▸ Provided material
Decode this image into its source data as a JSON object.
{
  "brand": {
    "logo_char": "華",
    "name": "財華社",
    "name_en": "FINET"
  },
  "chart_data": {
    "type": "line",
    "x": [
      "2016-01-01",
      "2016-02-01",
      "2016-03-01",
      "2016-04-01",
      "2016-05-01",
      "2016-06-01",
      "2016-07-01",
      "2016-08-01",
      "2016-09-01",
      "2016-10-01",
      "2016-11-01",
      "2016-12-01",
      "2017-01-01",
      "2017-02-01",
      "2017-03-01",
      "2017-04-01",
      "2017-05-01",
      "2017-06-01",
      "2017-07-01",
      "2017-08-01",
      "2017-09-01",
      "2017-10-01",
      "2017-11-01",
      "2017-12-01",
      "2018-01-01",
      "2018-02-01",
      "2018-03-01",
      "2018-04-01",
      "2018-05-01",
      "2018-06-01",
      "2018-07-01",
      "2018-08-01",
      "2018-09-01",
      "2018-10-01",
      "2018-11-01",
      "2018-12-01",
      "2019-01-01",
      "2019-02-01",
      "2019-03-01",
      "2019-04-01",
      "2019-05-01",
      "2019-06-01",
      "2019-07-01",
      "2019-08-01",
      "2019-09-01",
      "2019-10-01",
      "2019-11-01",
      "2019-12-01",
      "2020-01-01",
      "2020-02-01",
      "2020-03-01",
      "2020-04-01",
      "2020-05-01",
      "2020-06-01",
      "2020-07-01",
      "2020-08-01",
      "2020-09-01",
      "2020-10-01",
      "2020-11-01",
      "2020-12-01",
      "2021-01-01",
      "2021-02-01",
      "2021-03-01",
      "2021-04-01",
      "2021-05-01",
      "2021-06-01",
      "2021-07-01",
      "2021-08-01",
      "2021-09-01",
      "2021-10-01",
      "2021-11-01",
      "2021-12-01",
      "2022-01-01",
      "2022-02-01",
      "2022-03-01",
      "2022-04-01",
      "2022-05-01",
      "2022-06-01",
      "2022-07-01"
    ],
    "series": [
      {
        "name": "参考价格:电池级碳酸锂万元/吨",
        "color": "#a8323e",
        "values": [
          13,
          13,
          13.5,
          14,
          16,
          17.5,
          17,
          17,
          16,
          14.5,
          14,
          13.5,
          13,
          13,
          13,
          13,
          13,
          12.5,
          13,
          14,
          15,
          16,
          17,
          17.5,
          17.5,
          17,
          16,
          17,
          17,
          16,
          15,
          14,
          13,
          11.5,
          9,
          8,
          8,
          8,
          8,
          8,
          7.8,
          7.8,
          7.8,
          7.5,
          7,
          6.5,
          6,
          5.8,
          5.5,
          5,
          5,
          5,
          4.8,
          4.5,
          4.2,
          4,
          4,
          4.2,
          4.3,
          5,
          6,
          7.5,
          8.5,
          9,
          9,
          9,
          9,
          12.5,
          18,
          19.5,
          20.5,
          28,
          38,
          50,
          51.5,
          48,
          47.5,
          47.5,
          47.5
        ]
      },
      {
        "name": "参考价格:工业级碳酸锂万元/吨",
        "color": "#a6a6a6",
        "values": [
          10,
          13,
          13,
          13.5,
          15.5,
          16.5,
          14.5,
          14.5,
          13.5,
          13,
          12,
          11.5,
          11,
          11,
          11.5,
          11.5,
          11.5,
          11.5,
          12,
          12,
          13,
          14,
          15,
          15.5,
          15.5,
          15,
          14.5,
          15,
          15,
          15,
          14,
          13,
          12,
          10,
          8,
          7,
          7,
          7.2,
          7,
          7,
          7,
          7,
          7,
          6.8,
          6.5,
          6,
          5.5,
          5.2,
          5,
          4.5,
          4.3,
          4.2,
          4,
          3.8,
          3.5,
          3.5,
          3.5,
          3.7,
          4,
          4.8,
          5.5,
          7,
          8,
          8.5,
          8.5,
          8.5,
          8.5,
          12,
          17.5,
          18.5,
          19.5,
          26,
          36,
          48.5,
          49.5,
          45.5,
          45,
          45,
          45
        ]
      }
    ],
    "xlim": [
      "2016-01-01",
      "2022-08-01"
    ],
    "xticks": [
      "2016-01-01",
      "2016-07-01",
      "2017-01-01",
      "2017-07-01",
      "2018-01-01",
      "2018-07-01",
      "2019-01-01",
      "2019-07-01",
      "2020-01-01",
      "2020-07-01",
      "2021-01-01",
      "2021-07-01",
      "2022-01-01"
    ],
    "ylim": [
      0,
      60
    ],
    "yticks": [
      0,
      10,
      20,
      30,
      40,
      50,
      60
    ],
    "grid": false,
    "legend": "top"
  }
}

▸ To do
Nothing should be left out: return all of the records exactly.

▸ Full solution
Decode this image into its source data as a JSON object.
{
  "brand": {
    "logo_char": "華",
    "name": "財華社",
    "name_en": "FINET"
  },
  "chart_data": {
    "type": "line",
    "x": [
      "2016-01-01",
      "2016-02-01",
      "2016-03-01",
      "2016-04-01",
      "2016-05-01",
      "2016-06-01",
      "2016-07-01",
      "2016-08-01",
      "2016-09-01",
      "2016-10-01",
      "2016-11-01",
      "2016-12-01",
      "2017-01-01",
      "2017-02-01",
      "2017-03-01",
      "2017-04-01",
      "2017-05-01",
      "2017-06-01",
      "2017-07-01",
      "2017-08-01",
      "2017-09-01",
      "2017-10-01",
      "2017-11-01",
      "2017-12-01",
      "2018-01-01",
      "2018-02-01",
      "2018-03-01",
      "2018-04-01",
      "2018-05-01",
      "2018-06-01",
      "2018-07-01",
      "2018-08-01",
      "2018-09-01",
      "2018-10-01",
      "2018-11-01",
      "2018-12-01",
      "2019-01-01",
      "2019-02-01",
      "2019-03-01",
      "2019-04-01",
      "2019-05-01",
      "2019-06-01",
      "2019-07-01",
      "2019-08-01",
      "2019-09-01",
      "2019-10-01",
      "2019-11-01",
      "2019-12-01",
      "2020-01-01",
      "2020-02-01",
      "2020-03-01",
      "2020-04-01",
      "2020-05-01",
      "2020-06-01",
      "2020-07-01",
      "2020-08-01",
      "2020-09-01",
      "2020-10-01",
      "2020-11-01",
      "2020-12-01",
      "2021-01-01",
      "2021-02-01",
      "2021-03-01",
      "2021-04-01",
      "2021-05-01",
      "2021-06-01",
      "2021-07-01",
      "2021-08-01",
      "2021-09-01",
      "2021-10-01",
      "2021-11-01",
      "2021-12-01",
      "2022-01-01",
      "2022-02-01",
      "2022-03-01",
      "2022-04-01",
      "2022-05-01",
      "2022-06-01",
      "2022-07-01"
    ],
    "series": [
      {
        "name": "参考价格:电池级碳酸锂万元/吨",
        "color": "#a8323e",
        "values": [
          13,
          13,
          13.5,
          14,
          16,
          17.5,
          17,
          17,
          16,
          14.5,
          14,
          13.5,
          13,
          13,
          13,
          13,
          13,
          12.5,
          13,
          14,
          15,
          16,
          17,
          17.5,
          17.5,
          17,
          16,
          17,
          17,
          16,
          15,
          14,
          13,
          11.5,
          9,
          8,
          8,
          8,
          8,
          8,
          7.8,
          7.8,
          7.8,
          7.5,
          7,
          6.5,
          6,
          5.8,
          5.5,
          5,
          5,
          5,
          4.8,
          4.5,
          4.2,
          4,
          4,
          4.2,
          4.3,
          5,
          6,
          7.5,
          8.5,
          9,
          9,
          9,
          9,
          12.5,
          18,
          19.5,
          20.5,
          28,
          38,
          50,
          51.5,
          48,
          47.5,
          47.5,
          47.5
        ]
      },
      {
        "name": "参考价格:工业级碳酸锂万元/吨",
        "color": "#a6a6a6",
        "values": [
          10,
          13,
          13,
          13.5,
          15.5,
          16.5,
          14.5,
          14.5,
          13.5,
          13,
          12,
          11.5,
          11,
          11,
          11.5,
          11.5,
          11.5,
          11.5,
          12,
          12,
          13,
          14,
          15,
          15.5,
          15.5,
          15,
          14.5,
          15,
          15,
          15,
          14,
          13,
          12,
          10,
          8,
          7,
          7,
          7.2,
          7,
          7,
          7,
          7,
          7,
          6.8,
          6.5,
          6,
          5.5,
          5.2,
          5,
          4.5,
          4.3,
          4.2,
          4,
          3.8,
          3.5,
          3.5,
          3.5,
          3.7,
          4,
          4.8,
          5.5,
          7,
          8,
          8.5,
          8.5,
          8.5,
          8.5,
          12,
          17.5,
          18.5,
          19.5,
          26,
          36,
          48.5,
          49.5,
          45.5,
          45,
          45,
          45
        ]
      }
    ],
    "xlim": [
      "2016-01-01",
      "2022-08-01"
    ],
    "xticks": [
      "2016-01-01",
      "2016-07-01",
      "2017-01-01",
      "2017-07-01",
      "2018-01-01",
      "2018-07-01",
      "2019-01-01",
      "2019-07-01",
      "2020-01-01",
      "2020-07-01",
      "2021-01-01",
      "2021-07-01",
      "2022-01-01"
    ],
    "ylim": [
      0,
      60
    ],
    "yticks": [
      0,
      10,
      20,
      30,
      40,
      50,
      60
    ],
    "grid": false,
    "legend": "top"
  }
}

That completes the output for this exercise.